* **Exercise instructions**: Count how many rows below contain the string "Links", with case counting, and give only that number.

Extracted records
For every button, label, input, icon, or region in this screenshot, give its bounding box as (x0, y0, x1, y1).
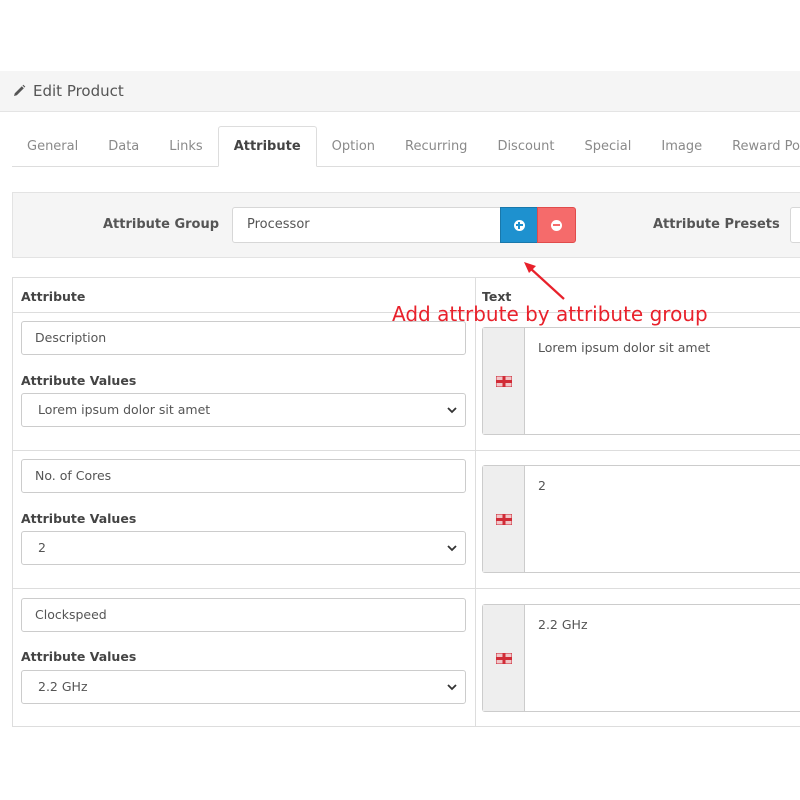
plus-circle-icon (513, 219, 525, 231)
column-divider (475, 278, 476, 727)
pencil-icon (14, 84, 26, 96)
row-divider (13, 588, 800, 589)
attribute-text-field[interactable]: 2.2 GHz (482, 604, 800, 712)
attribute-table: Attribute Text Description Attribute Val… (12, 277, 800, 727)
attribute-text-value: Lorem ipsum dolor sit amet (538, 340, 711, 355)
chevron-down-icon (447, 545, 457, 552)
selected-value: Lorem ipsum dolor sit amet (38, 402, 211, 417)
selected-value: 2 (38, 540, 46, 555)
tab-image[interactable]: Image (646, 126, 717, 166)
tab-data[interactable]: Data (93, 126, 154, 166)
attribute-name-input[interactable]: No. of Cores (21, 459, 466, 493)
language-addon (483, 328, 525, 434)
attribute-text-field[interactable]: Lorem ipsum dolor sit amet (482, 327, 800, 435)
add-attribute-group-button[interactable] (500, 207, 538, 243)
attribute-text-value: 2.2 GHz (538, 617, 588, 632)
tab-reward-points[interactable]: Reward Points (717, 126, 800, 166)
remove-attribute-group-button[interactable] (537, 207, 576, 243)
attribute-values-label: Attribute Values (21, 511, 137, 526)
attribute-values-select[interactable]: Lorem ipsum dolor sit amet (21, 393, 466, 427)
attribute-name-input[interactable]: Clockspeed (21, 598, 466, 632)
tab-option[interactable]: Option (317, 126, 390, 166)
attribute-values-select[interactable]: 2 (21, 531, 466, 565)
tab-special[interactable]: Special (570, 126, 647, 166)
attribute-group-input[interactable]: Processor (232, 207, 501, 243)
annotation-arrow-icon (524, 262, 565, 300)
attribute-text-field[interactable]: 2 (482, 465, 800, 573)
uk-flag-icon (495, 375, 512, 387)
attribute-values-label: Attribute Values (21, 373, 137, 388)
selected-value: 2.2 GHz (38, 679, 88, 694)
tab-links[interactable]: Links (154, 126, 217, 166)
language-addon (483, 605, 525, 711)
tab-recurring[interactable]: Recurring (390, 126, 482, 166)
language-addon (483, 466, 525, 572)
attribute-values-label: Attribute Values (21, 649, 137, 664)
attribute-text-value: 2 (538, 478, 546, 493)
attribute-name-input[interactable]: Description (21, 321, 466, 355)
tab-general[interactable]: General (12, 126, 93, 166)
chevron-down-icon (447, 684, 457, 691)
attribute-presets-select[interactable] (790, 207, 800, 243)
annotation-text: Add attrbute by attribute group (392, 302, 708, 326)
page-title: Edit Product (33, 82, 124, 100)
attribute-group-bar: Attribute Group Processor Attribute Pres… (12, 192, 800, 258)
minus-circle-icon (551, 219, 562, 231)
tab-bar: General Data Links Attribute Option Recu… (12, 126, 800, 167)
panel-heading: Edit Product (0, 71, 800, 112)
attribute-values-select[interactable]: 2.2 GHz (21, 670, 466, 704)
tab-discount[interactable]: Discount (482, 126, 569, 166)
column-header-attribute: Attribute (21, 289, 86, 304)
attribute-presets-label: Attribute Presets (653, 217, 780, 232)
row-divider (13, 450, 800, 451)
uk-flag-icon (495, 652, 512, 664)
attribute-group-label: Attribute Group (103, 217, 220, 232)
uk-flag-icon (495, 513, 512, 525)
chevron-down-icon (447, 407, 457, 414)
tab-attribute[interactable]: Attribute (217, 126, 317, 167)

* **Task result**: 2